• TASK TO CARRY OUT
Copy the listing below word for word, from its first line through the line that contains "stat-row: 1 Assists 0: [19, 197, 601, 227]", including that line.

• RECORDS
╭──
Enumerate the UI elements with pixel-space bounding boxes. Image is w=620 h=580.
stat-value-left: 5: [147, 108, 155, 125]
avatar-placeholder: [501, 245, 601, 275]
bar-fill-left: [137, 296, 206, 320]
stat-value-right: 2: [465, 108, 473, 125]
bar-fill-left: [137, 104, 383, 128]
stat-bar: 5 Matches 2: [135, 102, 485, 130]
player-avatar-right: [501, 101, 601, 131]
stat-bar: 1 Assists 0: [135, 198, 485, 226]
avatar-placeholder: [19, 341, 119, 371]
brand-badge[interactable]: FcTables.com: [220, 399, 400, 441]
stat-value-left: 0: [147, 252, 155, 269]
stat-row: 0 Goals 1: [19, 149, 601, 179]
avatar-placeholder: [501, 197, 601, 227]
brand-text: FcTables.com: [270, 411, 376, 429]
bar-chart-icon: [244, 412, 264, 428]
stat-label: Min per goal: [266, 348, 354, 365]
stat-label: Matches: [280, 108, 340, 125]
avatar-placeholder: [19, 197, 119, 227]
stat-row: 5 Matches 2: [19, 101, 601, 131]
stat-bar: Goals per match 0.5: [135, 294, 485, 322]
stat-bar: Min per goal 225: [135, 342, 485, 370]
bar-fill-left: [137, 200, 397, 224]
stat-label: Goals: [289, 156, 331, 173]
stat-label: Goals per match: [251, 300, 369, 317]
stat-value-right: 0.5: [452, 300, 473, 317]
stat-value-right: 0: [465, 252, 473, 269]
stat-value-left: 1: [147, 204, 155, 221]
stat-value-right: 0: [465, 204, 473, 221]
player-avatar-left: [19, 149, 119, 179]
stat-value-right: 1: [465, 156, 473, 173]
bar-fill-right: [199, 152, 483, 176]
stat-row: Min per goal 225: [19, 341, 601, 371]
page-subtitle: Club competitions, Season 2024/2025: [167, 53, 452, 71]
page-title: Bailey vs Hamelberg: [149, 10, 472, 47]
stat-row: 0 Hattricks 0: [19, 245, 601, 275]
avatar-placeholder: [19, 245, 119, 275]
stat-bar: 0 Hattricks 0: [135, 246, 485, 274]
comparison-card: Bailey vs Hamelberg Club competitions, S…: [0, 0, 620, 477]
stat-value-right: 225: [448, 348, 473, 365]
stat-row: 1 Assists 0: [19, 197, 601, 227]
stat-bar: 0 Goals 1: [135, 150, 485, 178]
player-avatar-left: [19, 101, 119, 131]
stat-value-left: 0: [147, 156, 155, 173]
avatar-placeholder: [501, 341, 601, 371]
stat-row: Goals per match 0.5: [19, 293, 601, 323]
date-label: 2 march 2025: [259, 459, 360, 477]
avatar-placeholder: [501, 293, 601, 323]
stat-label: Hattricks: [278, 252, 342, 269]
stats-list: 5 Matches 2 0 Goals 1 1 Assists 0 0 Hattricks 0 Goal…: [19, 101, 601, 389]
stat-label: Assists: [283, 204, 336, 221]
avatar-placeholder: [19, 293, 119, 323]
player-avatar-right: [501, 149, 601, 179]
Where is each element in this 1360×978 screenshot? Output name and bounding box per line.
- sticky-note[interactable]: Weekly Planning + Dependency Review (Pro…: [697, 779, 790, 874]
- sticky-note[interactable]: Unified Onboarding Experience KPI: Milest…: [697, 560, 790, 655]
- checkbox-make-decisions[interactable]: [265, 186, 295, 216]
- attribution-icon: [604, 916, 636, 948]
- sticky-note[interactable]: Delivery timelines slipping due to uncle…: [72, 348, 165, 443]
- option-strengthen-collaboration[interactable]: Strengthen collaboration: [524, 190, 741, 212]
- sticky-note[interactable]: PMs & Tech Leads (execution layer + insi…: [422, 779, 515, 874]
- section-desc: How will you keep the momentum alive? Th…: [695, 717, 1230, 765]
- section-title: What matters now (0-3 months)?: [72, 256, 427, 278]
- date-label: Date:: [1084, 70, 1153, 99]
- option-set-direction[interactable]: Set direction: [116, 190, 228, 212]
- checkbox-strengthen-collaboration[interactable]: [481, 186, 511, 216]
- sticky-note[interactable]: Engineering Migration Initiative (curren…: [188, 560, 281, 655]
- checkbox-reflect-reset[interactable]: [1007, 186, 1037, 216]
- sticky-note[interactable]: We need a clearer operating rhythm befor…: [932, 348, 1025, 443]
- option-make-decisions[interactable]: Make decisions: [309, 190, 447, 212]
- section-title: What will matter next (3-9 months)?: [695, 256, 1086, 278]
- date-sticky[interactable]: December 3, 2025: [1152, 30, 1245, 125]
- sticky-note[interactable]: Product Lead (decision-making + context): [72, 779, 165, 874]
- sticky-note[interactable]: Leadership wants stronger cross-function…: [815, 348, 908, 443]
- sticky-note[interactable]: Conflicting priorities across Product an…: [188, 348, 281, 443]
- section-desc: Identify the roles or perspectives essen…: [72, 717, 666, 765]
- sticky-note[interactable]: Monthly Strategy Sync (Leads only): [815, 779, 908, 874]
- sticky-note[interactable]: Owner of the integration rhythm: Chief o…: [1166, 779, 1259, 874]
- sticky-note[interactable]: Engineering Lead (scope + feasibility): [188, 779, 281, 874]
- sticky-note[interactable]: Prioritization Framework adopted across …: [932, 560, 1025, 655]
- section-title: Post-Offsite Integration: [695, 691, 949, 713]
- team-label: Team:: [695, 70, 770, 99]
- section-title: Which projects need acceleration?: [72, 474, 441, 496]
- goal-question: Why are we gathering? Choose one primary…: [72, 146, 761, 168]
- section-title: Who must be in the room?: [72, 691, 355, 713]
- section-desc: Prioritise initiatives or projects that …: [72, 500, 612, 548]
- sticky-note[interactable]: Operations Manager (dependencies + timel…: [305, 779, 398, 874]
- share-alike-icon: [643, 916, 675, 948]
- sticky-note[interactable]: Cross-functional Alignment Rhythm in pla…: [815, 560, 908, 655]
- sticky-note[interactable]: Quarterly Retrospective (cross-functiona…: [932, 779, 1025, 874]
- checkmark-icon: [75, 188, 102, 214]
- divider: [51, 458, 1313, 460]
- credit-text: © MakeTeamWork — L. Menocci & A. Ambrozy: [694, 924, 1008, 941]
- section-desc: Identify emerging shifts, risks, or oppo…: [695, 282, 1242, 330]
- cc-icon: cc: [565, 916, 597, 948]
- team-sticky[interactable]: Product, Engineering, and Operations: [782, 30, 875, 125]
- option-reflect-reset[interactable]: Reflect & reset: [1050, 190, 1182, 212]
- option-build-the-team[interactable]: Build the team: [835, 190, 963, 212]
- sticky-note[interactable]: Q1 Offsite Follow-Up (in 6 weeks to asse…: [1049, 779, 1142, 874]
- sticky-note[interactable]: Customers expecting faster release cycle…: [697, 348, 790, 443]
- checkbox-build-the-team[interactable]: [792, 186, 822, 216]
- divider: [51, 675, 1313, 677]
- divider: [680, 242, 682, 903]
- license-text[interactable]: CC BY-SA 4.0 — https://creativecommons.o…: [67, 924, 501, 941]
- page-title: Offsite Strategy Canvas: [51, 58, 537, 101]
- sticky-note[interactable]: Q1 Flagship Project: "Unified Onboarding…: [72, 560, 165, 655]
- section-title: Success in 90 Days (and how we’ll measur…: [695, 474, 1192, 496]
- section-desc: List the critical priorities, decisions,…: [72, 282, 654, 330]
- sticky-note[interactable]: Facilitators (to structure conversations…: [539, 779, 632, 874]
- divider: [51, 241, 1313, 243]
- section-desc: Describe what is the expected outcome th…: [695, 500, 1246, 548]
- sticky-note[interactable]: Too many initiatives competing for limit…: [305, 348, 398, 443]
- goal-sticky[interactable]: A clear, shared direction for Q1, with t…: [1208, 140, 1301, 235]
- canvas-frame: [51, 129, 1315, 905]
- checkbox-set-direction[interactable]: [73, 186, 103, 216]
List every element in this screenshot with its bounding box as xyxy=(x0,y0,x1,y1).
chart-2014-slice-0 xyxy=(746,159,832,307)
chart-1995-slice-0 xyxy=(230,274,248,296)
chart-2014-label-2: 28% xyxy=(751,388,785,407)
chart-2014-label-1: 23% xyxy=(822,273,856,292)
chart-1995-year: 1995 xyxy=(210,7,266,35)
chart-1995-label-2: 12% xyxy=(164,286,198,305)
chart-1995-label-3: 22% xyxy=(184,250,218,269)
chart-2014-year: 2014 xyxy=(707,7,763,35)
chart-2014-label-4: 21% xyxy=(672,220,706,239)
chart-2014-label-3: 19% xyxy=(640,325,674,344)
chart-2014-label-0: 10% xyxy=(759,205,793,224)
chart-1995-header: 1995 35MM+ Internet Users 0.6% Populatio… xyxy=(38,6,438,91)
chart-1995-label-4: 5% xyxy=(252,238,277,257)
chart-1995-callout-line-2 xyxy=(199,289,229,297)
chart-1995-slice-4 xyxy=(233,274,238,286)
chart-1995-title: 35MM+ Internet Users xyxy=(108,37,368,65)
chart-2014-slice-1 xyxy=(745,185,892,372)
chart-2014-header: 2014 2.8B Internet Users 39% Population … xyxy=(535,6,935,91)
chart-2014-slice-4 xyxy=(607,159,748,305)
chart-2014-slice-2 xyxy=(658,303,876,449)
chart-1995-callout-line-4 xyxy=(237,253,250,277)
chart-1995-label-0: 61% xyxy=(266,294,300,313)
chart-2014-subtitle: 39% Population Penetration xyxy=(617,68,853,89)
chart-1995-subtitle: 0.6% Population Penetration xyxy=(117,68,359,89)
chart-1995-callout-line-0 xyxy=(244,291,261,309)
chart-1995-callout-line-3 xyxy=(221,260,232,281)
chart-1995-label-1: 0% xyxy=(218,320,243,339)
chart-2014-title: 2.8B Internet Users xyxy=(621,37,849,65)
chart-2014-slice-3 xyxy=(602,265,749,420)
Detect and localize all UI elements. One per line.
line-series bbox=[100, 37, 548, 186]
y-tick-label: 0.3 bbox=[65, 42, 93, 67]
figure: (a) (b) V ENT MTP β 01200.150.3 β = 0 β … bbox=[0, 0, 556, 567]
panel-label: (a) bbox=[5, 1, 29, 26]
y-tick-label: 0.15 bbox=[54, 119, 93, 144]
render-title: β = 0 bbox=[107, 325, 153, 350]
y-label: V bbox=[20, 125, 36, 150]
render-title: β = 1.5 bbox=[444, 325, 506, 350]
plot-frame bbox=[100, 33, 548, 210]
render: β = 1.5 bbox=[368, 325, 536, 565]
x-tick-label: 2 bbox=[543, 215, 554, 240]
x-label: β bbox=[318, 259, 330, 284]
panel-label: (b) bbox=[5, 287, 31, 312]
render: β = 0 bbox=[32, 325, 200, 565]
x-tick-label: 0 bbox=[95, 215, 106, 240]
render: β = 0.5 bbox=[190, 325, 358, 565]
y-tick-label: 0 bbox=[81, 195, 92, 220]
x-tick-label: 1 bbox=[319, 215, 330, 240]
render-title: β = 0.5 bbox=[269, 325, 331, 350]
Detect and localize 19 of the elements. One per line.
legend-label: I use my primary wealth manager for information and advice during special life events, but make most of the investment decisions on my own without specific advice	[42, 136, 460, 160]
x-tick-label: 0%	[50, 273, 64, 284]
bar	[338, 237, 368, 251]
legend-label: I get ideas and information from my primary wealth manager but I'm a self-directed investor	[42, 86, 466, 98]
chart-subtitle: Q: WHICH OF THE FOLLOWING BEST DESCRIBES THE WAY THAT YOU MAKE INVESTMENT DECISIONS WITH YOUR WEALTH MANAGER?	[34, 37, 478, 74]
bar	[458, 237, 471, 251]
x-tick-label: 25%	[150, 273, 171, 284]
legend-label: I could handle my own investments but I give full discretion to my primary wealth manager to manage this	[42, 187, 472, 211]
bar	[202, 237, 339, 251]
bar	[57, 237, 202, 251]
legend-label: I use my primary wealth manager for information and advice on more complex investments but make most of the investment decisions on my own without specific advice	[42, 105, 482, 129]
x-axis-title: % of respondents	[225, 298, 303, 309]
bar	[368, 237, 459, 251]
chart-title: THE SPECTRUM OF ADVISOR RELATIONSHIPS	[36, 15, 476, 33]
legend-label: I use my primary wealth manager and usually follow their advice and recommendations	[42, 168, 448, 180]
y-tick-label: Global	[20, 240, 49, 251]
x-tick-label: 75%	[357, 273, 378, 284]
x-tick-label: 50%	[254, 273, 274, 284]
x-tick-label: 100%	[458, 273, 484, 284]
╰──
• TASK ANSWER
Enumerate the UI elements with pixel-space bounding boxes. Image is w=620 h=580.
stat-value-left: 5: [147, 108, 155, 125]
avatar-placeholder: [501, 245, 601, 275]
bar-fill-left: [137, 296, 206, 320]
stat-value-right: 2: [465, 108, 473, 125]
bar-fill-left: [137, 104, 383, 128]
stat-bar: 5 Matches 2: [135, 102, 485, 130]
player-avatar-right: [501, 101, 601, 131]
stat-bar: 1 Assists 0: [135, 198, 485, 226]
avatar-placeholder: [19, 341, 119, 371]
brand-badge[interactable]: FcTables.com: [220, 399, 400, 441]
stat-value-left: 0: [147, 252, 155, 269]
stat-row: 0 Goals 1: [19, 149, 601, 179]
avatar-placeholder: [501, 197, 601, 227]
brand-text: FcTables.com: [270, 411, 376, 429]
bar-chart-icon: [244, 412, 264, 428]
stat-label: Min per goal: [266, 348, 354, 365]
stat-label: Matches: [280, 108, 340, 125]
avatar-placeholder: [19, 197, 119, 227]
stat-row: 5 Matches 2: [19, 101, 601, 131]
stat-bar: Goals per match 0.5: [135, 294, 485, 322]
stat-bar: Min per goal 225: [135, 342, 485, 370]
bar-fill-left: [137, 200, 397, 224]
stat-label: Goals: [289, 156, 331, 173]
stat-label: Goals per match: [251, 300, 369, 317]
stat-value-right: 0.5: [452, 300, 473, 317]
stat-value-right: 0: [465, 252, 473, 269]
stat-value-left: 1: [147, 204, 155, 221]
stat-value-right: 0: [465, 204, 473, 221]
player-avatar-left: [19, 149, 119, 179]
stat-value-right: 1: [465, 156, 473, 173]
bar-fill-right: [199, 152, 483, 176]
stat-row: Min per goal 225: [19, 341, 601, 371]
page-subtitle: Club competitions, Season 2024/2025: [167, 53, 452, 71]
page-title: Bailey vs Hamelberg: [149, 10, 472, 47]
stat-row: 0 Hattricks 0: [19, 245, 601, 275]
avatar-placeholder: [19, 245, 119, 275]
stat-bar: 0 Hattricks 0: [135, 246, 485, 274]
comparison-card: Bailey vs Hamelberg Club competitions, S…: [0, 0, 620, 477]
stat-value-right: 225: [448, 348, 473, 365]
stat-row: 1 Assists 0: [19, 197, 601, 227]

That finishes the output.